Study text ▸
++++++

Latest revision as of 15:03, 3 June 2014


Take Back the Net!
4-5 June 2014
Agora Room (B3 Building)
Universitat Politècnica de Catalunya – BarcelonaTECH



TakeBackTheNet is an event where human rights advocates and transformative technology providers will meet to discuss what civil society organisations and individuals can do to restore trust in communication infrastructure.


The event is being held on the anniversary of the revelations by Edward Snowden that revealed an unprecedented level of mass surveillance of Internet users. Fear of unchecked mass government surveillance is not the only issue at stake though. Increasingly Internet users are concerned about the Faustian bargain they have made with "free" online service providers that barter privacy in exchange for services. There is insufficient transparency about how user data is stored and who it is made available to. As if that weren't enough, most of us now carry around mobile phones which are also the perfect tracking device giving off location and call information wherever we are. We no longer know how much privacy we are giving up. As The Economist recently put it, "we no longer know how to calibrate our paranoia."


TakeBackTheNet comes at a crucial time. The outpouring of concern by citizens over the last year has yet to provoke satisfactory responses from governments or service providers. Part of the answer to this problem is for civil society and tech activists take measures into their own hands by adopting, en masse, tools that are sustainable and liberating.


Yet choosing alternatives can be challenging. How do we know what the critical vulnerabilities exist in our communication behaviour? How do we know how much privacy we are sacrificing to online services? How do we know when we are having a truly private conversation? What sort of standards can we set for our own organisations and for others? TakeBackTheNet will bring together security experts and service providers with civil society and tech activists to address these questions, share solutions, develop strategies, and establish new norms for the future.

++++++

Information shown ▸
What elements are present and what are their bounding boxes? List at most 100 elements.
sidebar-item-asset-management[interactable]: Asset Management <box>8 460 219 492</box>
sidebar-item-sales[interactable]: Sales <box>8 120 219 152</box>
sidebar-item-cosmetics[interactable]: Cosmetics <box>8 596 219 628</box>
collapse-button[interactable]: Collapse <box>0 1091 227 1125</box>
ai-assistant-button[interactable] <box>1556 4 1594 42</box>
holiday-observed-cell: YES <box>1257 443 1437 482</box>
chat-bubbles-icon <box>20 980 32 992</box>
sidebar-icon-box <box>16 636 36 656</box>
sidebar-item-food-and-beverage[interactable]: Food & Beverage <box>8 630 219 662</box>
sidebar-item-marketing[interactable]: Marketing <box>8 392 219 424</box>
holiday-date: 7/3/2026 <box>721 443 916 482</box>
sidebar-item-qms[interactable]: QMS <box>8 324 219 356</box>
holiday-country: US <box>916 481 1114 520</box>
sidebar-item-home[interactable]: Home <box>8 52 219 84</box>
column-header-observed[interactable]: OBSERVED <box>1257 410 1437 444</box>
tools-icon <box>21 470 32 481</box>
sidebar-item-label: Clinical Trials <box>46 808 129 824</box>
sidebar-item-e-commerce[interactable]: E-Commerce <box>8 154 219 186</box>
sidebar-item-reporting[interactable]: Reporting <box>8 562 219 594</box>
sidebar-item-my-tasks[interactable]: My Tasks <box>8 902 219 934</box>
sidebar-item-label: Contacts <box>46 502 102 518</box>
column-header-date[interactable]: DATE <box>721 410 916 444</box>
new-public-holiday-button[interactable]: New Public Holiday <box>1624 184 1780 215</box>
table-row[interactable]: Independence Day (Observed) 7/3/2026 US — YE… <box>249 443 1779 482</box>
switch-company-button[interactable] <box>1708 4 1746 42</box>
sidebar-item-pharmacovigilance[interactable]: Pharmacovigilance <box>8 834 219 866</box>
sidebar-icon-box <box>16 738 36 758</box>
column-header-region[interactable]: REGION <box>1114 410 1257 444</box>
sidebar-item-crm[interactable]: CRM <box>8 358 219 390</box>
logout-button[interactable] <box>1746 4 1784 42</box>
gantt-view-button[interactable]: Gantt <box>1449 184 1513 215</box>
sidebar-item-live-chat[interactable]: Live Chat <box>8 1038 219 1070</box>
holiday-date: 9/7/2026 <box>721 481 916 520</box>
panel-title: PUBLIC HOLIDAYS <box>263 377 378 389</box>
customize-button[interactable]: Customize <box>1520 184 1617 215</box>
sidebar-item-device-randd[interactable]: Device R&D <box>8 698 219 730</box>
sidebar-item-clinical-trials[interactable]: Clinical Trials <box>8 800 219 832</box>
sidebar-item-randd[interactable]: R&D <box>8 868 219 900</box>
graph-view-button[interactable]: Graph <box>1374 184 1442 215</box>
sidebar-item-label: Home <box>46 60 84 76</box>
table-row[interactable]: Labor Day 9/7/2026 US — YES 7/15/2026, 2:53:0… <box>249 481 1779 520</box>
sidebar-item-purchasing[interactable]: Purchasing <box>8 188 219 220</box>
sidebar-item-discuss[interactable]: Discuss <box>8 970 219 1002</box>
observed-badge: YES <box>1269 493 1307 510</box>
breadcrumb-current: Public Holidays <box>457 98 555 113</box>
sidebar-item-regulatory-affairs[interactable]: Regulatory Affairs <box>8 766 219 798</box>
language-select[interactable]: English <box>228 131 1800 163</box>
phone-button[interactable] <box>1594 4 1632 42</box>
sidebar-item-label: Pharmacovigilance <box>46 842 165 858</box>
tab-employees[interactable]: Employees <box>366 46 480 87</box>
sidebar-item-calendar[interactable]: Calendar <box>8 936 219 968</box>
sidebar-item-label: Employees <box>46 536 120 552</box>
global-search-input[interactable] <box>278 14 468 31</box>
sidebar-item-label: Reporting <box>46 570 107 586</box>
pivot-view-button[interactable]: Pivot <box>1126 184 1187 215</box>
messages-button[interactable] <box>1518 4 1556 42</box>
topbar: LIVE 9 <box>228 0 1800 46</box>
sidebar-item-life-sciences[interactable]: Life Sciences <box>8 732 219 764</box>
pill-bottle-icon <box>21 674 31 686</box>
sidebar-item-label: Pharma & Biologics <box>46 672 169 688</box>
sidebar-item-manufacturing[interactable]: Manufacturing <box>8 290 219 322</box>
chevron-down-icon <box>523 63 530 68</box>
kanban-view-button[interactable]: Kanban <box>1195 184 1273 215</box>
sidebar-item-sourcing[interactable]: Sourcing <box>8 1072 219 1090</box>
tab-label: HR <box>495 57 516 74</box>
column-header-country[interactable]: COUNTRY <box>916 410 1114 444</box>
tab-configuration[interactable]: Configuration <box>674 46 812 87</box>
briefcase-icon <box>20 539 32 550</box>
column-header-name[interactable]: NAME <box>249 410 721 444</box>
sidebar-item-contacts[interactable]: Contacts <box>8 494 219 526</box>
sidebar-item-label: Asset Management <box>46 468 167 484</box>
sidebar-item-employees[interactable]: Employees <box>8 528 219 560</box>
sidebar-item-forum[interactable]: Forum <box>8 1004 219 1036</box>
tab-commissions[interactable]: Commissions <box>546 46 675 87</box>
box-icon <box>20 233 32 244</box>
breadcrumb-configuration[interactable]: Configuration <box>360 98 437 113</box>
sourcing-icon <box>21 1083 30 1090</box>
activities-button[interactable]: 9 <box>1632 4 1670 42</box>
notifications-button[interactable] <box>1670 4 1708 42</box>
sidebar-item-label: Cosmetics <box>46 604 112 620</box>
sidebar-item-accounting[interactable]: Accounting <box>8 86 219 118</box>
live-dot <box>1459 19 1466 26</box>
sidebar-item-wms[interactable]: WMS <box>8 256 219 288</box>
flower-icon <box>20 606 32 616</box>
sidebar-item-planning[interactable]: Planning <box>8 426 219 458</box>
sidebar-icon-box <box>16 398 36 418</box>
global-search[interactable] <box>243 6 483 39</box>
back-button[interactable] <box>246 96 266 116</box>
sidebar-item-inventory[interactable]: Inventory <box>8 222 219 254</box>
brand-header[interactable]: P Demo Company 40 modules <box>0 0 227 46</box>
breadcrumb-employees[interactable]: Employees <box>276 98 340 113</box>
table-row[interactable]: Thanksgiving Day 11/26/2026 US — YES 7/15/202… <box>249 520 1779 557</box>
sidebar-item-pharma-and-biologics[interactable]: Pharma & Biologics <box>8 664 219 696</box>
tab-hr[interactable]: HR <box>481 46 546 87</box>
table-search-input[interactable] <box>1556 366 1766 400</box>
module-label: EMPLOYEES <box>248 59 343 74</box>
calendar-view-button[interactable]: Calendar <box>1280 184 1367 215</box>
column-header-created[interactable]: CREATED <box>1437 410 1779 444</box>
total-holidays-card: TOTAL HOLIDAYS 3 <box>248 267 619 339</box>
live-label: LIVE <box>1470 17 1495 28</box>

++++++

Work item A ▸ From the TakeBackTheNet text, reproduce the passage starting at "TakeBackTheNet comes at" and ending at "sustainable and liberating.".
Work item B ▸ According to the TakeBackTheNet text, the event is held on the anniversary of what?
Work item C ▸ Summarize the TakeBackTheNet text in two sentences.

Response box A ▸
TakeBackTheNet comes at a crucial time. The outpouring of concern by citizens over the last year has yet to provoke satisfactory responses from governments or service providers. Part of the answer to this problem is for civil society and tech activists take measures into their own hands by adopting, en masse, tools that are sustainable and liberating.

Response box B ▸ The revelations by Edward Snowden that revealed an unprecedented level of mass surveillance of Internet users.

Response box C ▸ TakeBackTheNet, held 4–5 June 2014 at Universitat Politècnica de Catalunya – BarcelonaTECH on the anniversary of the Snowden revelations, brings human rights advocates and technology providers together to discuss how civil society can restore trust in communication infrastructure. Citing mass surveillance, opaque handling of user data by "free" service providers, and mobile phone tracking, it aims to help civil society and tech activists adopt sustainable, liberating tools, share solutions, develop strategies, and set new norms.